WHAT IS NEEDED>
Which lines contain the string "黄泥村轧钢厂"? Please list every one of them.

THE DATA>

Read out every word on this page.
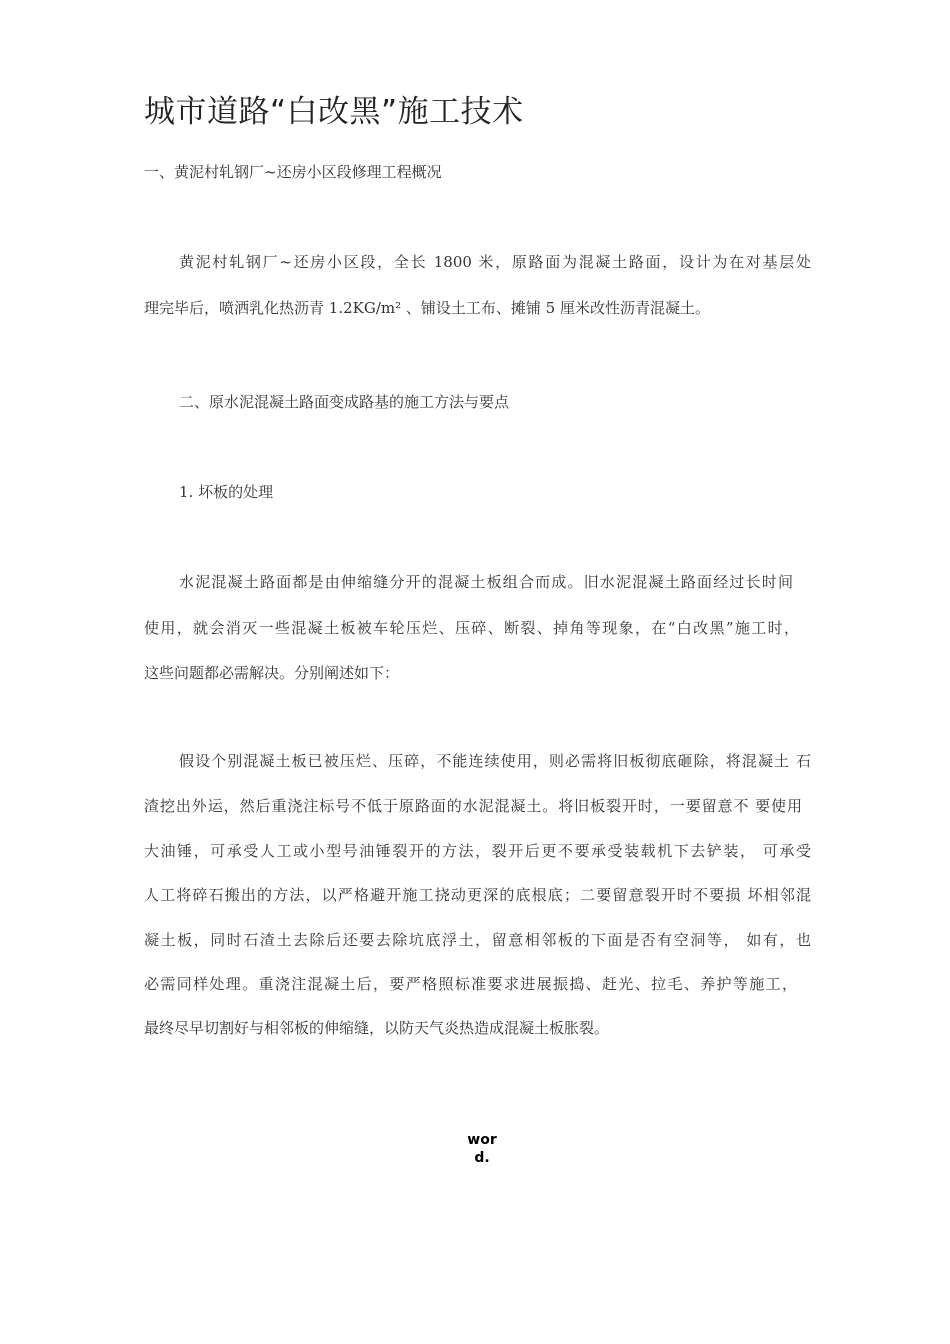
城市道路“白改黑”施工技术

一、黄泥村轧钢厂~还房小区段修理工程概况

黄泥村轧钢厂~还房小区段，全长 1800 米，原路面为混凝土路面，设计为在对基层处

理完毕后，喷洒乳化热沥青 1.2KG/m² 、铺设土工布、摊铺 5 厘米改性沥青混凝土。

二、原水泥混凝土路面变成路基的施工方法与要点

1. 坏板的处理

水泥混凝土路面都是由伸缩缝分开的混凝土板组合而成。旧水泥混凝土路面经过长时间

使用，就会消灭一些混凝土板被车轮压烂、压碎、断裂、掉角等现象，在“白改黑”施工时，

这些问题都必需解决。分别阐述如下：

假设个别混凝土板已被压烂、压碎，不能连续使用，则必需将旧板彻底砸除，将混凝土 石

渣挖出外运，然后重浇注标号不低于原路面的水泥混凝土。将旧板裂开时，一要留意不 要使用

大油锤，可承受人工或小型号油锤裂开的方法，裂开后更不要承受装载机下去铲装， 可承受

人工将碎石搬出的方法，以严格避开施工挠动更深的底根底；二要留意裂开时不要损 坏相邻混

凝土板，同时石渣土去除后还要去除坑底浮土，留意相邻板的下面是否有空洞等， 如有，也

必需同样处理。重浇注混凝土后，要严格照标准要求进展振捣、赶光、拉毛、养护等施工，

最终尽早切割好与相邻板的伸缩缝，以防天气炎热造成混凝土板胀裂。

wor
d.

TASK OUTPUT>
一、黄泥村轧钢厂~还房小区段修理工程概况
黄泥村轧钢厂~还房小区段，全长 1800 米，原路面为混凝土路面，设计为在对基层处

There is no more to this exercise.